→ **TASK PROMPT**
Give the data below again exactly as it stands. Omit the pictures.

(Records about charts and figures)
--------------------------------

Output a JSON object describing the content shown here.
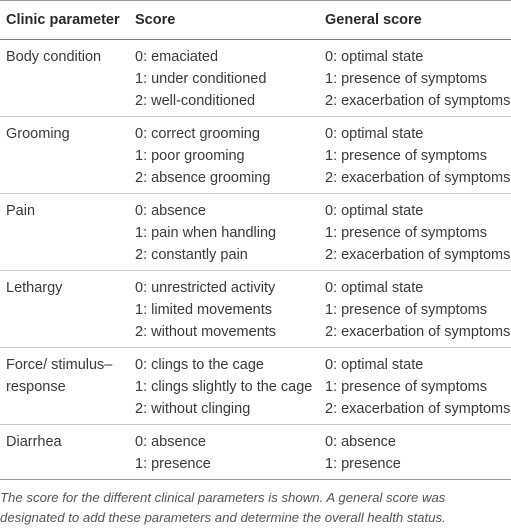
{
  "table": {
    "headers": [
      "Clinic parameter",
      "Score",
      "General score"
    ],
    "rows": [
      {
        "parameter": "Body condition",
        "scores": [
          "0: emaciated",
          "1: under conditioned",
          "2: well-conditioned"
        ],
        "general": [
          "0: optimal state",
          "1: presence of symptoms",
          "2: exacerbation of symptoms"
        ]
      },
      {
        "parameter": "Grooming",
        "scores": [
          "0: correct grooming",
          "1: poor grooming",
          "2: absence grooming"
        ],
        "general": [
          "0: optimal state",
          "1: presence of symptoms",
          "2: exacerbation of symptoms"
        ]
      },
      {
        "parameter": "Pain",
        "scores": [
          "0: absence",
          "1: pain when handling",
          "2: constantly pain"
        ],
        "general": [
          "0: optimal state",
          "1: presence of symptoms",
          "2: exacerbation of symptoms"
        ]
      },
      {
        "parameter": "Lethargy",
        "scores": [
          "0: unrestricted activity",
          "1: limited movements",
          "2: without movements"
        ],
        "general": [
          "0: optimal state",
          "1: presence of symptoms",
          "2: exacerbation of symptoms"
        ]
      },
      {
        "parameter": "Force/ stimulus–response",
        "scores": [
          "0: clings to the cage",
          "1: clings slightly to the cage",
          "2: without clinging"
        ],
        "general": [
          "0: optimal state",
          "1: presence of symptoms",
          "2: exacerbation of symptoms"
        ]
      },
      {
        "parameter": "Diarrhea",
        "scores": [
          "0: absence",
          "1: presence"
        ],
        "general": [
          "0: absence",
          "1: presence"
        ]
      }
    ]
  },
  "caption": "The score for the different clinical parameters is shown. A general score was designated to add these parameters and determine the overall health status."
}
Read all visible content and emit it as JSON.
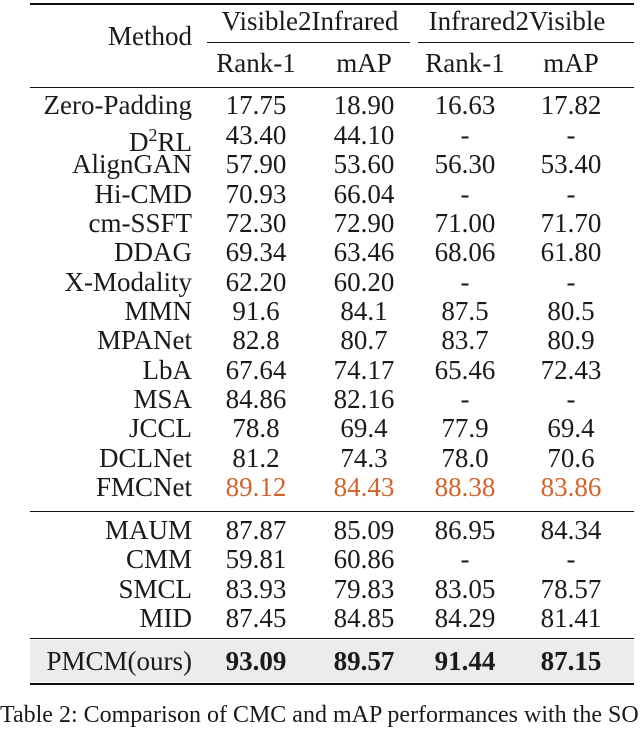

--------------------------------

→ **TASK OUTPUT**
Output a JSON object describing the content shown here.
{
  "table": {
    "headers": [
      "Clinic parameter",
      "Score",
      "General score"
    ],
    "rows": [
      {
        "parameter": "Body condition",
        "scores": [
          "0: emaciated",
          "1: under conditioned",
          "2: well-conditioned"
        ],
        "general": [
          "0: optimal state",
          "1: presence of symptoms",
          "2: exacerbation of symptoms"
        ]
      },
      {
        "parameter": "Grooming",
        "scores": [
          "0: correct grooming",
          "1: poor grooming",
          "2: absence grooming"
        ],
        "general": [
          "0: optimal state",
          "1: presence of symptoms",
          "2: exacerbation of symptoms"
        ]
      },
      {
        "parameter": "Pain",
        "scores": [
          "0: absence",
          "1: pain when handling",
          "2: constantly pain"
        ],
        "general": [
          "0: optimal state",
          "1: presence of symptoms",
          "2: exacerbation of symptoms"
        ]
      },
      {
        "parameter": "Lethargy",
        "scores": [
          "0: unrestricted activity",
          "1: limited movements",
          "2: without movements"
        ],
        "general": [
          "0: optimal state",
          "1: presence of symptoms",
          "2: exacerbation of symptoms"
        ]
      },
      {
        "parameter": "Force/ stimulus–response",
        "scores": [
          "0: clings to the cage",
          "1: clings slightly to the cage",
          "2: without clinging"
        ],
        "general": [
          "0: optimal state",
          "1: presence of symptoms",
          "2: exacerbation of symptoms"
        ]
      },
      {
        "parameter": "Diarrhea",
        "scores": [
          "0: absence",
          "1: presence"
        ],
        "general": [
          "0: absence",
          "1: presence"
        ]
      }
    ]
  },
  "caption": "The score for the different clinical parameters is shown. A general score was designated to add these parameters and determine the overall health status."
}
Read all visible content and emit it as JSON.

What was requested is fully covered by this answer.